◆ INPUT DATA ◆
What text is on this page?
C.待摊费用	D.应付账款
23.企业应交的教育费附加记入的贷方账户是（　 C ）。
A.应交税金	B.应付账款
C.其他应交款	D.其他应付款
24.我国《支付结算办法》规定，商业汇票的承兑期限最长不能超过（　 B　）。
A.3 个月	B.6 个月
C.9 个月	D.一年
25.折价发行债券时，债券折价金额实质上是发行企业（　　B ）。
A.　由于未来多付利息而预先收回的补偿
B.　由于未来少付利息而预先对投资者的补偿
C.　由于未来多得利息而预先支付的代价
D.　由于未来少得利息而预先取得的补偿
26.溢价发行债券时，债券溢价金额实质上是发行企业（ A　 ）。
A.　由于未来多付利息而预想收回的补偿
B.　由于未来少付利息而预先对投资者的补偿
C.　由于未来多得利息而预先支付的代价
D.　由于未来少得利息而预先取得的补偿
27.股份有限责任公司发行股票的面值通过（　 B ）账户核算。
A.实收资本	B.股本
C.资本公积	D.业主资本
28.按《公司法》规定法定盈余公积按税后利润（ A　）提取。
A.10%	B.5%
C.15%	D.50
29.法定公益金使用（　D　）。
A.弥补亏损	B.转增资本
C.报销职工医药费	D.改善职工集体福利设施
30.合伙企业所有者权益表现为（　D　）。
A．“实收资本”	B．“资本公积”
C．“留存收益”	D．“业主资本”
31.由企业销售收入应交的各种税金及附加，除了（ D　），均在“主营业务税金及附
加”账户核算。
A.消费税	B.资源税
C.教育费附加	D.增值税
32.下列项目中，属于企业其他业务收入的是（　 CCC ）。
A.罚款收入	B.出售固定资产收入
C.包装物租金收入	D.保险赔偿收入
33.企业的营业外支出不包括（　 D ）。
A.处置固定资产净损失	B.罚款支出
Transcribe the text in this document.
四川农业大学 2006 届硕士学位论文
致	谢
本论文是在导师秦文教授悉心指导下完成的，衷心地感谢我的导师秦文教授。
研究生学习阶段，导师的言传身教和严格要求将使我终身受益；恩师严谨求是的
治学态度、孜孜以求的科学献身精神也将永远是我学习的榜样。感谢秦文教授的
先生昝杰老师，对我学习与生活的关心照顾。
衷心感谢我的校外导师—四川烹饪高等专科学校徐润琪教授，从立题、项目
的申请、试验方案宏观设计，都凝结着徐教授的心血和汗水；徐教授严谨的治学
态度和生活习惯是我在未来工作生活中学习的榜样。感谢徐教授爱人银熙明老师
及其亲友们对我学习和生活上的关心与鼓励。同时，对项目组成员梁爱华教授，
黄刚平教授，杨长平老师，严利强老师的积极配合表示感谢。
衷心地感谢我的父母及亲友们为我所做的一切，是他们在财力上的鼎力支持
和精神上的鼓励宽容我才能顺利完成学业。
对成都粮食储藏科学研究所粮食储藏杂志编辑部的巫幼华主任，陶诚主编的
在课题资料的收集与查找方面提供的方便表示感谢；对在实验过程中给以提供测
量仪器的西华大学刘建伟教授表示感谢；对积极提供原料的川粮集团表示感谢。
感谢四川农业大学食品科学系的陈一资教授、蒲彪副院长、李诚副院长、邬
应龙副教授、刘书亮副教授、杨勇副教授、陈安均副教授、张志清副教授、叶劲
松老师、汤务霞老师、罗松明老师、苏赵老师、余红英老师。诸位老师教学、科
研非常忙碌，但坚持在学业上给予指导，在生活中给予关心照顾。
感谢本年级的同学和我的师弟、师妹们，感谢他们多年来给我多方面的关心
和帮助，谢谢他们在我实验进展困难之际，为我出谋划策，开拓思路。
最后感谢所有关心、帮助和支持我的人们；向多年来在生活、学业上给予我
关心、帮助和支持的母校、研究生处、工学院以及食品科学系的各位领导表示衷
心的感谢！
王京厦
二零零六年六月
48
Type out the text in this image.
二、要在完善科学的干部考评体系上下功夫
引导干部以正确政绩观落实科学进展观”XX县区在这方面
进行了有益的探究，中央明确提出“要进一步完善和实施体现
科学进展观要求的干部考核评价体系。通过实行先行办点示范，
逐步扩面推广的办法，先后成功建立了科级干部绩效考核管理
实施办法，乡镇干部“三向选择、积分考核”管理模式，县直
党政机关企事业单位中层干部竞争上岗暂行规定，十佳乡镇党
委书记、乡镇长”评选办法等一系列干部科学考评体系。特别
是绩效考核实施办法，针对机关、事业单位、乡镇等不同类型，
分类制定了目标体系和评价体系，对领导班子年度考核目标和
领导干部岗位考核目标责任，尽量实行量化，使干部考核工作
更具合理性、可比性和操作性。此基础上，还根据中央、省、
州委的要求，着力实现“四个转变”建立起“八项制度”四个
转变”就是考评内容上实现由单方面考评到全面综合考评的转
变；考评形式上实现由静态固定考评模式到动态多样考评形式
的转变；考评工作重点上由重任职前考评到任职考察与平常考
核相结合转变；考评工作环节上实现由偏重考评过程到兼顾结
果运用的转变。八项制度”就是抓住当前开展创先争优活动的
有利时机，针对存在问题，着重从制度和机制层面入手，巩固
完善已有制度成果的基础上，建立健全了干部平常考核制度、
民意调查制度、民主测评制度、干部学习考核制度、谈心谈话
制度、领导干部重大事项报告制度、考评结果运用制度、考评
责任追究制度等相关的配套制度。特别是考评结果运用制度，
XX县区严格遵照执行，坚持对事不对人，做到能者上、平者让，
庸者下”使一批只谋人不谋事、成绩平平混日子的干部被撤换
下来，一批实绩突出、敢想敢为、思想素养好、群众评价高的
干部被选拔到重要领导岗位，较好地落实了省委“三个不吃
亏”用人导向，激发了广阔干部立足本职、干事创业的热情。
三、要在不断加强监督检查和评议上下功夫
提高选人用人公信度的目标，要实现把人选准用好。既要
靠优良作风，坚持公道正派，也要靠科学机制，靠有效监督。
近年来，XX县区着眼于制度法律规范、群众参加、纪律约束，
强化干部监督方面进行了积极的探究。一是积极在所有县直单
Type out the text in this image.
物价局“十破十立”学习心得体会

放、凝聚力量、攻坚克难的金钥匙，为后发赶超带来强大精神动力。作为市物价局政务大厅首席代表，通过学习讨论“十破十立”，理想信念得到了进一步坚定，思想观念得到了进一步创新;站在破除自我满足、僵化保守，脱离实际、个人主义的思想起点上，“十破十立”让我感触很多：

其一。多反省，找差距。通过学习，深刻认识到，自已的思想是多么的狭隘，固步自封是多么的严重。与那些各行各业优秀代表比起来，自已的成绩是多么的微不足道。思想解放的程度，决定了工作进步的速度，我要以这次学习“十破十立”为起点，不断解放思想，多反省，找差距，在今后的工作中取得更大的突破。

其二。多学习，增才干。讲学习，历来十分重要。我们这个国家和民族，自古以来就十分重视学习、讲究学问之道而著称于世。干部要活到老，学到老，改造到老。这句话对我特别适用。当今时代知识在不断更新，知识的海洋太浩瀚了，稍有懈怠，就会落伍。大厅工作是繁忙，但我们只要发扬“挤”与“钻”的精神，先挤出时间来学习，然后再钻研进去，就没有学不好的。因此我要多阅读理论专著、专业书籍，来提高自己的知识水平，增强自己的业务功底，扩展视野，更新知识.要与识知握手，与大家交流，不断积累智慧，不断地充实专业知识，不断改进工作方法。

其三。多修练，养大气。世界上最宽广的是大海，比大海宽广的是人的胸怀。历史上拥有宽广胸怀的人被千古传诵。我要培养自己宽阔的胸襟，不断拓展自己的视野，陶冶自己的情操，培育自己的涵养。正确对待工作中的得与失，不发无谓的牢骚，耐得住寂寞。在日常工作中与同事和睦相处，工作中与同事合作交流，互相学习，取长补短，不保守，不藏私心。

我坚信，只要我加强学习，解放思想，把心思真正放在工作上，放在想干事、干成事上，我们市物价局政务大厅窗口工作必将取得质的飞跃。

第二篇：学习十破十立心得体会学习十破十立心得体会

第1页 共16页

◆ PROMPT ◆
Check every line of the data above for the string "this", and copy those that have it.

◆ PROBLEM SOLUTION ◆
What text is on this page?
Transcribe the text in this document.
Type out the text in this image.
Type out the text in this image.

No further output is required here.